Exercise prompt - Output the material word for word. Leave each picture out.

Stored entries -
— start —

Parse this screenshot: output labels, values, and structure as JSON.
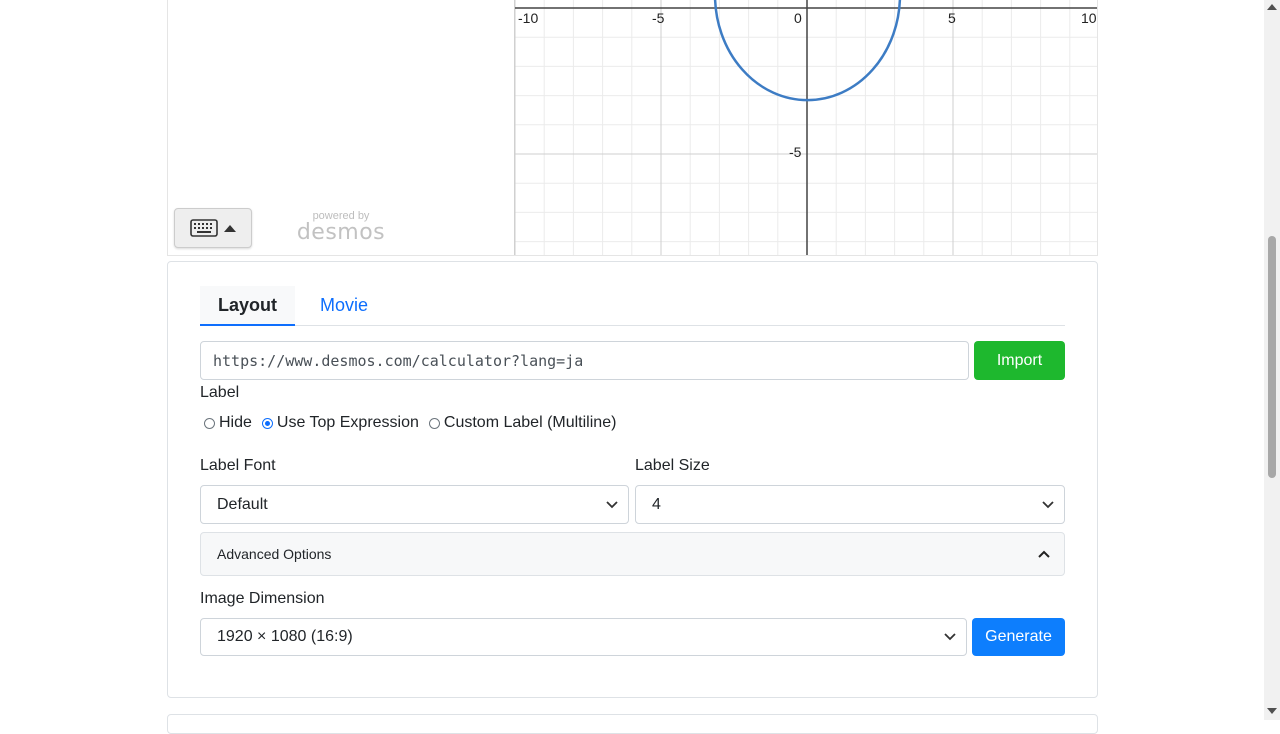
{
  "graph": {
    "x_ticks": [
      "-10",
      "-5",
      "0",
      "5",
      "10"
    ],
    "y_tick": "-5",
    "curve_color": "#3d7cc4"
  },
  "keypad": {
    "icon": "keyboard-icon",
    "toggle_icon": "caret-up-icon"
  },
  "branding": {
    "powered_by": "powered by",
    "brand": "desmos"
  },
  "tabs": [
    {
      "label": "Layout",
      "active": true
    },
    {
      "label": "Movie",
      "active": false
    }
  ],
  "import": {
    "url_value": "https://www.desmos.com/calculator?lang=ja",
    "button_label": "Import",
    "button_color": "#1eb82e"
  },
  "label_section": {
    "title": "Label",
    "options": [
      {
        "label": "Hide",
        "checked": false
      },
      {
        "label": "Use Top Expression",
        "checked": true
      },
      {
        "label": "Custom Label (Multiline)",
        "checked": false
      }
    ]
  },
  "label_font": {
    "title": "Label Font",
    "selected": "Default"
  },
  "label_size": {
    "title": "Label Size",
    "selected": "4"
  },
  "advanced": {
    "label": "Advanced Options",
    "icon": "chevron-up-icon"
  },
  "dimension": {
    "title": "Image Dimension",
    "selected": "1920 × 1080 (16:9)",
    "generate_label": "Generate",
    "generate_color": "#0d7efd"
  }
}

— end —

Written solution -
Parse this screenshot: output labels, values, and structure as JSON.
{
  "graph": {
    "x_ticks": [
      "-10",
      "-5",
      "0",
      "5",
      "10"
    ],
    "y_tick": "-5",
    "curve_color": "#3d7cc4"
  },
  "keypad": {
    "icon": "keyboard-icon",
    "toggle_icon": "caret-up-icon"
  },
  "branding": {
    "powered_by": "powered by",
    "brand": "desmos"
  },
  "tabs": [
    {
      "label": "Layout",
      "active": true
    },
    {
      "label": "Movie",
      "active": false
    }
  ],
  "import": {
    "url_value": "https://www.desmos.com/calculator?lang=ja",
    "button_label": "Import",
    "button_color": "#1eb82e"
  },
  "label_section": {
    "title": "Label",
    "options": [
      {
        "label": "Hide",
        "checked": false
      },
      {
        "label": "Use Top Expression",
        "checked": true
      },
      {
        "label": "Custom Label (Multiline)",
        "checked": false
      }
    ]
  },
  "label_font": {
    "title": "Label Font",
    "selected": "Default"
  },
  "label_size": {
    "title": "Label Size",
    "selected": "4"
  },
  "advanced": {
    "label": "Advanced Options",
    "icon": "chevron-up-icon"
  },
  "dimension": {
    "title": "Image Dimension",
    "selected": "1920 × 1080 (16:9)",
    "generate_label": "Generate",
    "generate_color": "#0d7efd"
  }
}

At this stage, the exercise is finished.